— start of DATA LINES —
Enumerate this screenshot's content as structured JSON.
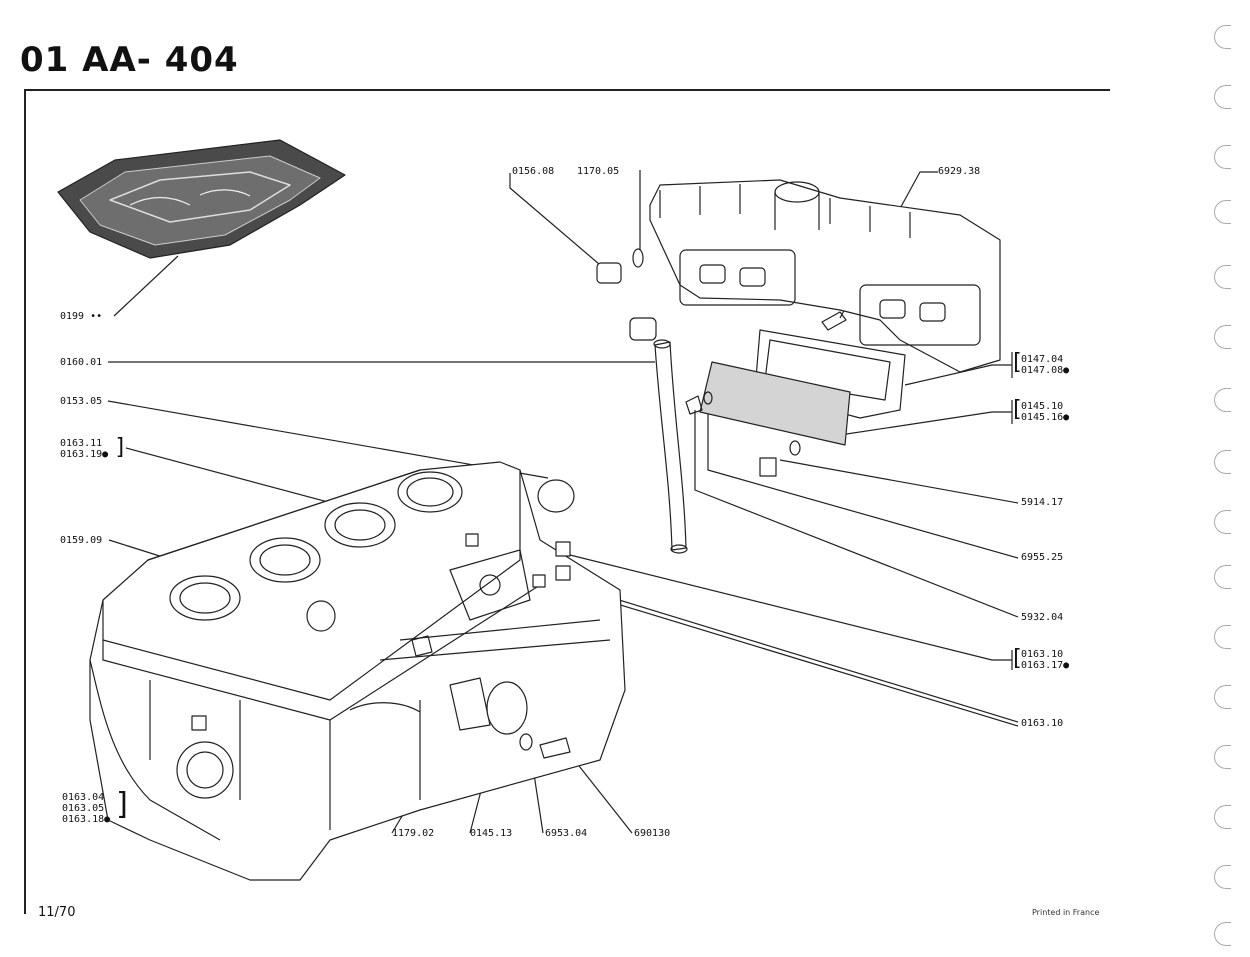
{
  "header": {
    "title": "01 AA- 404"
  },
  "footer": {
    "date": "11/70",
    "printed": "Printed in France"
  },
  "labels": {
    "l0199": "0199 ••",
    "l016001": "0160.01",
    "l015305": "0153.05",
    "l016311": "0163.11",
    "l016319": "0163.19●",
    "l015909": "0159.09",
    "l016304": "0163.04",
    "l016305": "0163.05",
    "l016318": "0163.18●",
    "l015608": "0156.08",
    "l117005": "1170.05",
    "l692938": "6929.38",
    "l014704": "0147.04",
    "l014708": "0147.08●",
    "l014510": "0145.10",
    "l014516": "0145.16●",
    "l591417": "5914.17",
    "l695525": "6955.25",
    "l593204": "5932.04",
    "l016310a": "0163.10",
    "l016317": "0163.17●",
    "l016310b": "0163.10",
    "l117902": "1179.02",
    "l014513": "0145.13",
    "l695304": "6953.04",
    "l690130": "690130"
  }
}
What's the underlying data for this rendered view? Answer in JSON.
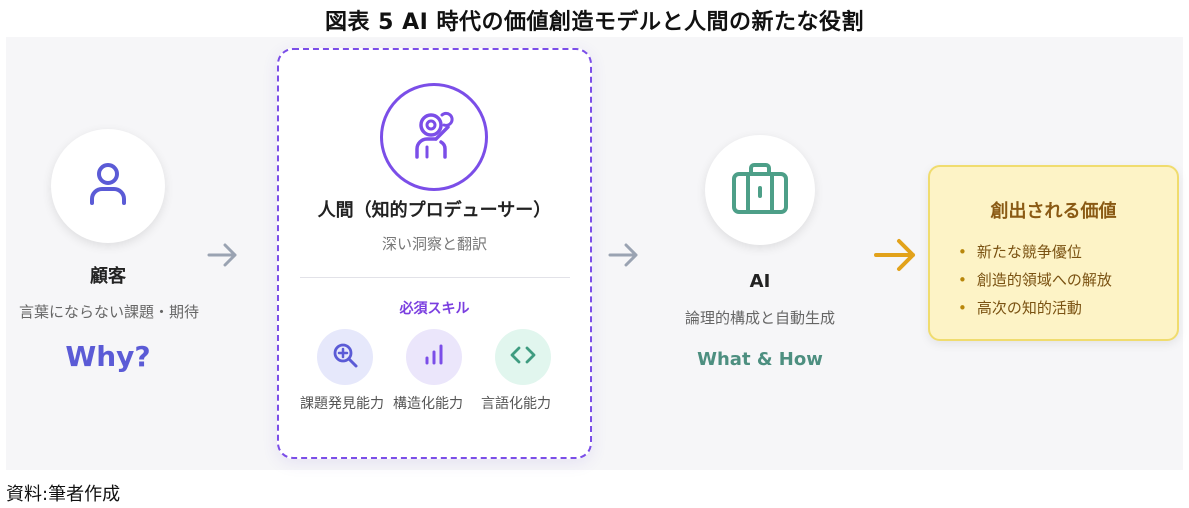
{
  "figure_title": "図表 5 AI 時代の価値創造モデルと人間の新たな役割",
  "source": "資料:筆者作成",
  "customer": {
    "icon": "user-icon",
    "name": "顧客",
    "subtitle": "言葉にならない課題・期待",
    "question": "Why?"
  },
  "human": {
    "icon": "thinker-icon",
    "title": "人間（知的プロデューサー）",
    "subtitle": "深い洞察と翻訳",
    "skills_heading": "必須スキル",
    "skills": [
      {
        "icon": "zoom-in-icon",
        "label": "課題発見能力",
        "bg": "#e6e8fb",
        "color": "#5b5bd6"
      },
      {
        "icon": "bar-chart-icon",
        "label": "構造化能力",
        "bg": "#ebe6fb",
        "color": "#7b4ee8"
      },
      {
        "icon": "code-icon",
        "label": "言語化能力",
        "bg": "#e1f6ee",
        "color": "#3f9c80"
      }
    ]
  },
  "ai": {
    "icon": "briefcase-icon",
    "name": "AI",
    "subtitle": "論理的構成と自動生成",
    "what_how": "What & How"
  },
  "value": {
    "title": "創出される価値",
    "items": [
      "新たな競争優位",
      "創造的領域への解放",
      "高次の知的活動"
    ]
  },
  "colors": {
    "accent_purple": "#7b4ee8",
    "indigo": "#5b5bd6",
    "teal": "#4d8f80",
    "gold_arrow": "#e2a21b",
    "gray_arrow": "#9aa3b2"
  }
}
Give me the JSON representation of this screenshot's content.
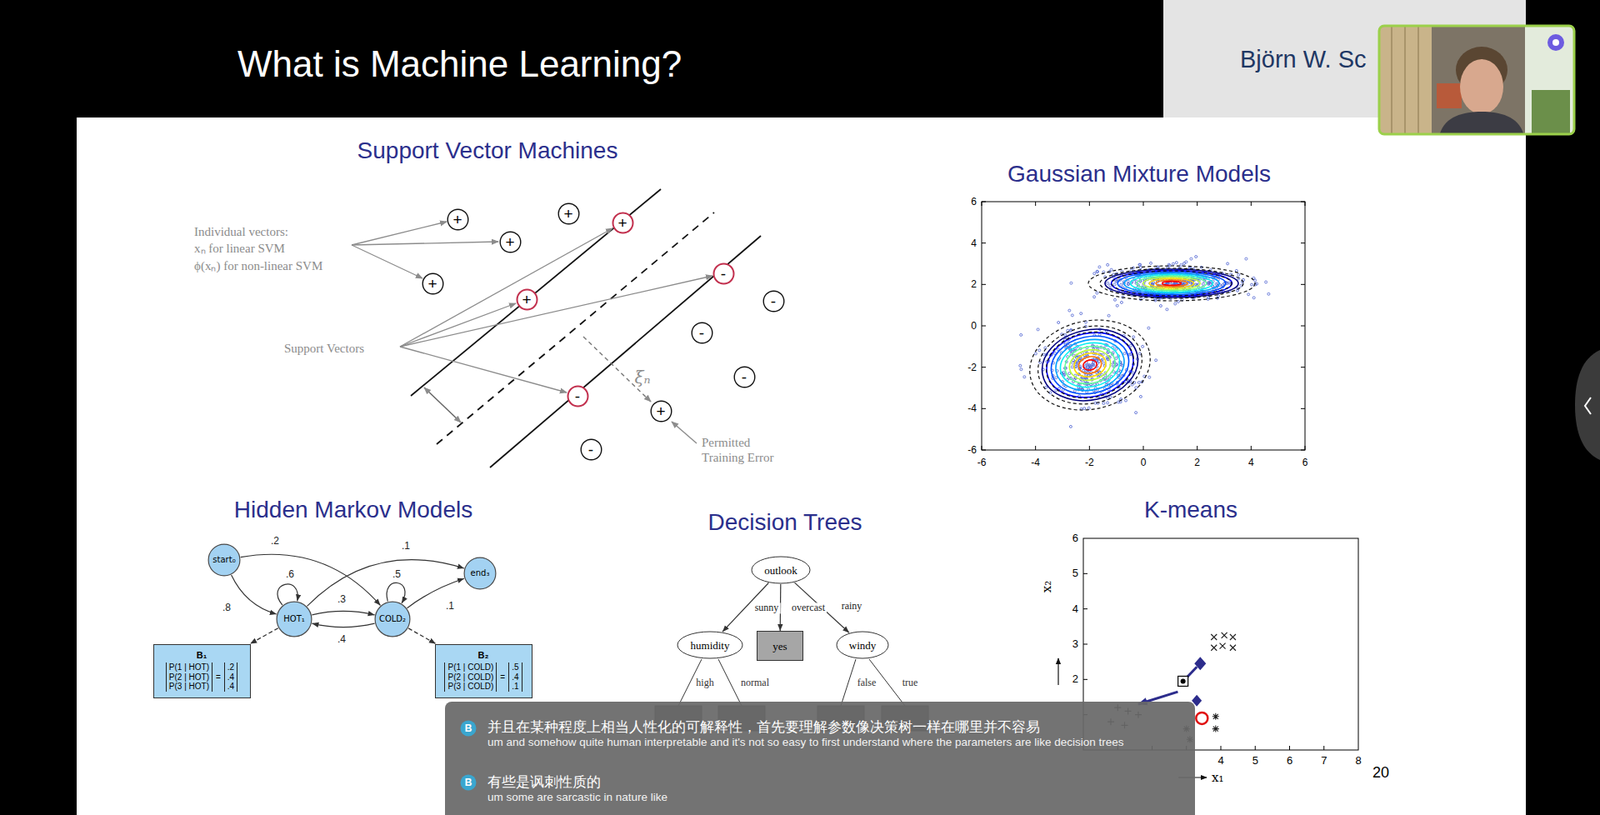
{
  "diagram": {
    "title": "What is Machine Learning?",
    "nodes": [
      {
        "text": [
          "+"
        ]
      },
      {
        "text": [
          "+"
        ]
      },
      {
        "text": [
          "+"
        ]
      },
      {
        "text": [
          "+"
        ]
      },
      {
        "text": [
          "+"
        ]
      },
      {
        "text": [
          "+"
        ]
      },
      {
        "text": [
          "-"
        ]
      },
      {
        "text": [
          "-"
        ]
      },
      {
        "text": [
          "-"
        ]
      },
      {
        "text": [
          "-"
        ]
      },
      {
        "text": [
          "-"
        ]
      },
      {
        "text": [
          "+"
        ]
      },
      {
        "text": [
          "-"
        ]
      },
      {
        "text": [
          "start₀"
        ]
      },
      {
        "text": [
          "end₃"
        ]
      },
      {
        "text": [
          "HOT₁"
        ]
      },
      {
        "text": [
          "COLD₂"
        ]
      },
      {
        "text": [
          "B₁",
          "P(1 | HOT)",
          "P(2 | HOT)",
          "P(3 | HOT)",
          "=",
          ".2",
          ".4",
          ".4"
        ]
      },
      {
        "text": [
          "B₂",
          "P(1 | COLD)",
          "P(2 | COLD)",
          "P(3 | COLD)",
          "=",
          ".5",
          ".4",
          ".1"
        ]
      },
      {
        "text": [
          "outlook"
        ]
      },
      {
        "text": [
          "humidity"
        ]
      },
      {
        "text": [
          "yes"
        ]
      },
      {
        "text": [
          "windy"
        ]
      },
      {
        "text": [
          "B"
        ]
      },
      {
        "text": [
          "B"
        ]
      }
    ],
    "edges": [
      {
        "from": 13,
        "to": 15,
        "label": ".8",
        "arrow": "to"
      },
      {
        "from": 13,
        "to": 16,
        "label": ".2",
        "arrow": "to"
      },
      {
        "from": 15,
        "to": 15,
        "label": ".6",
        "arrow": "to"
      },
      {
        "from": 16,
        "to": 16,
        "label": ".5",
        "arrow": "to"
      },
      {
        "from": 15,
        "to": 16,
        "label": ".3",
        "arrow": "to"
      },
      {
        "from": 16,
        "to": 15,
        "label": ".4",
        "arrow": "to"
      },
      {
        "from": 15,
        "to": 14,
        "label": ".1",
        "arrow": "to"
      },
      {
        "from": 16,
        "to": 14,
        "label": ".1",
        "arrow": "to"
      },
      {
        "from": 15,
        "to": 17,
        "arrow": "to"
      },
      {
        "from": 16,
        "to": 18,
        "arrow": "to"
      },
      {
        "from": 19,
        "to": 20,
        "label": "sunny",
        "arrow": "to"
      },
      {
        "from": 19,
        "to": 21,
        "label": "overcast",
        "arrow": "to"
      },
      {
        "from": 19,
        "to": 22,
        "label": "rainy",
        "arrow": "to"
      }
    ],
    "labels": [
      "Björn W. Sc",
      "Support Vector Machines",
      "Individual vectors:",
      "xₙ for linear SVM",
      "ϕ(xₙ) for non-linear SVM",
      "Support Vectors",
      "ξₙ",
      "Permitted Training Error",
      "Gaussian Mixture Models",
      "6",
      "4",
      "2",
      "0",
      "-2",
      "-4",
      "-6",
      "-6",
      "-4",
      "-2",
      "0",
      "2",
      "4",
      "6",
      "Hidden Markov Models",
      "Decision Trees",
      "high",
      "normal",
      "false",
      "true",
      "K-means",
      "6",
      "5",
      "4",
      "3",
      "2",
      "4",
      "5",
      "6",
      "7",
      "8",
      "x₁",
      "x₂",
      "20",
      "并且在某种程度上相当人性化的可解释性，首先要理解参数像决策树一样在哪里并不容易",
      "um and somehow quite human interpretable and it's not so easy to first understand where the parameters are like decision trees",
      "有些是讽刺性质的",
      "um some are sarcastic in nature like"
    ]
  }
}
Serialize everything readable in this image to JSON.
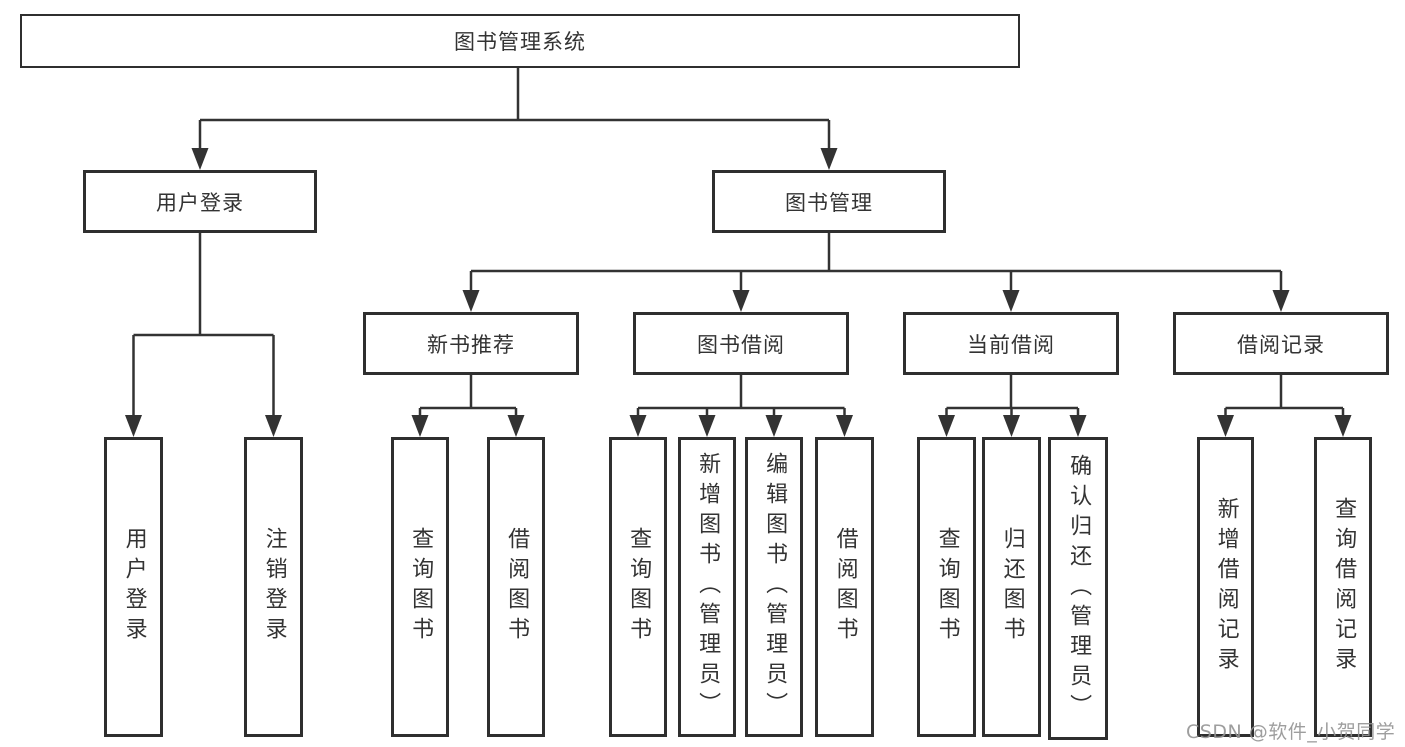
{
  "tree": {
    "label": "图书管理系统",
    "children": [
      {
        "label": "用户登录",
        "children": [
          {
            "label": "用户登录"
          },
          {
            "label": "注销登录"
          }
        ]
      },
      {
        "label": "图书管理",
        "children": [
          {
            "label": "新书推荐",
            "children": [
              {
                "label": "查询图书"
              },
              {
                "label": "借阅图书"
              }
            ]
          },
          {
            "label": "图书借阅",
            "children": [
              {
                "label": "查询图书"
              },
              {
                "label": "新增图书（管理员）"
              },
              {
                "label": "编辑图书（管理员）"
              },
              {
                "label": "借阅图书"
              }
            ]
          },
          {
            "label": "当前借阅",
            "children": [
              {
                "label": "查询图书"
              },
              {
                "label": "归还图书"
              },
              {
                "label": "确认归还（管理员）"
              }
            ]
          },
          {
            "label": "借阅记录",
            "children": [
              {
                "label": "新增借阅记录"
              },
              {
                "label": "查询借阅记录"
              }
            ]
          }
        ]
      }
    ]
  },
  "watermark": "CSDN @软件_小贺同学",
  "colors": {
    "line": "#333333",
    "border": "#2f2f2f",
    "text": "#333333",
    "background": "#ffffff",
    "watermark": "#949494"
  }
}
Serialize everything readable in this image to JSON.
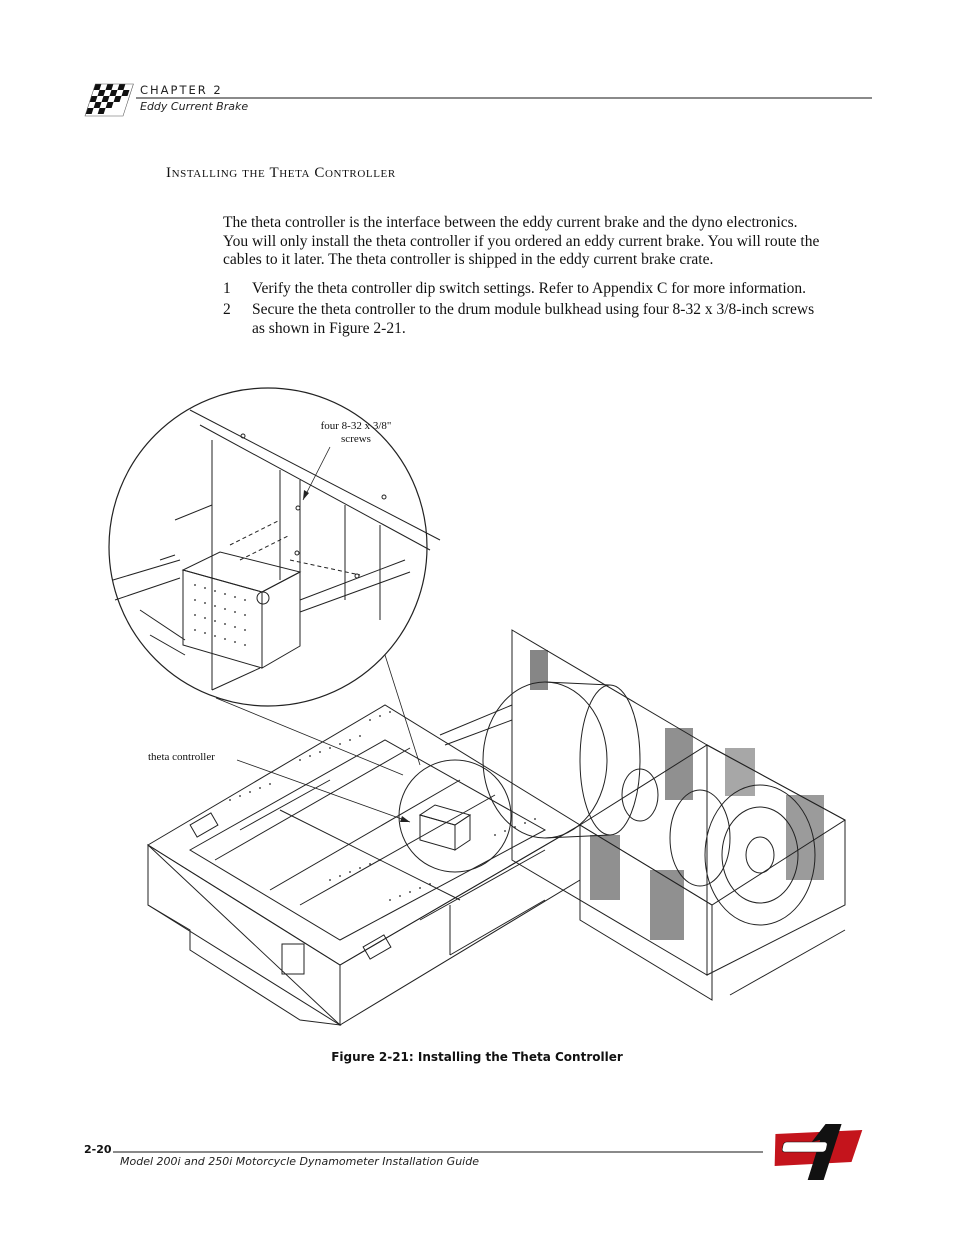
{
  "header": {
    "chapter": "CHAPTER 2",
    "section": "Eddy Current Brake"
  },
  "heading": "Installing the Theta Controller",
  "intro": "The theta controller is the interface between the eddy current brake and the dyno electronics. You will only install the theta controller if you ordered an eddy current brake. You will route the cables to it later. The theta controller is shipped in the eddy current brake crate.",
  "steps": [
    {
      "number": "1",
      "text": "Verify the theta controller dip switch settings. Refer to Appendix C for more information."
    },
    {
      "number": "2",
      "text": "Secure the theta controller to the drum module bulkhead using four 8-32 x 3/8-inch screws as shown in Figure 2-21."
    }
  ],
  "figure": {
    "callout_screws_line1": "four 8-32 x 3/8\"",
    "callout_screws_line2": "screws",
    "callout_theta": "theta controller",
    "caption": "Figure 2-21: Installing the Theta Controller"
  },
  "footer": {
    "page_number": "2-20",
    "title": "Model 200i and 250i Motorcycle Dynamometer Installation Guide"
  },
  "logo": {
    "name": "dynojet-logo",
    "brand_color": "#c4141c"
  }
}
— end of DATA LINES —
PROBLEM REQUIREMENTS:
Collect, from the material above, every line containing the word "screenshot".

TASK SOLUTION:
Enumerate this screenshot's content as structured JSON.
Give me the JSON representation of this screenshot's content.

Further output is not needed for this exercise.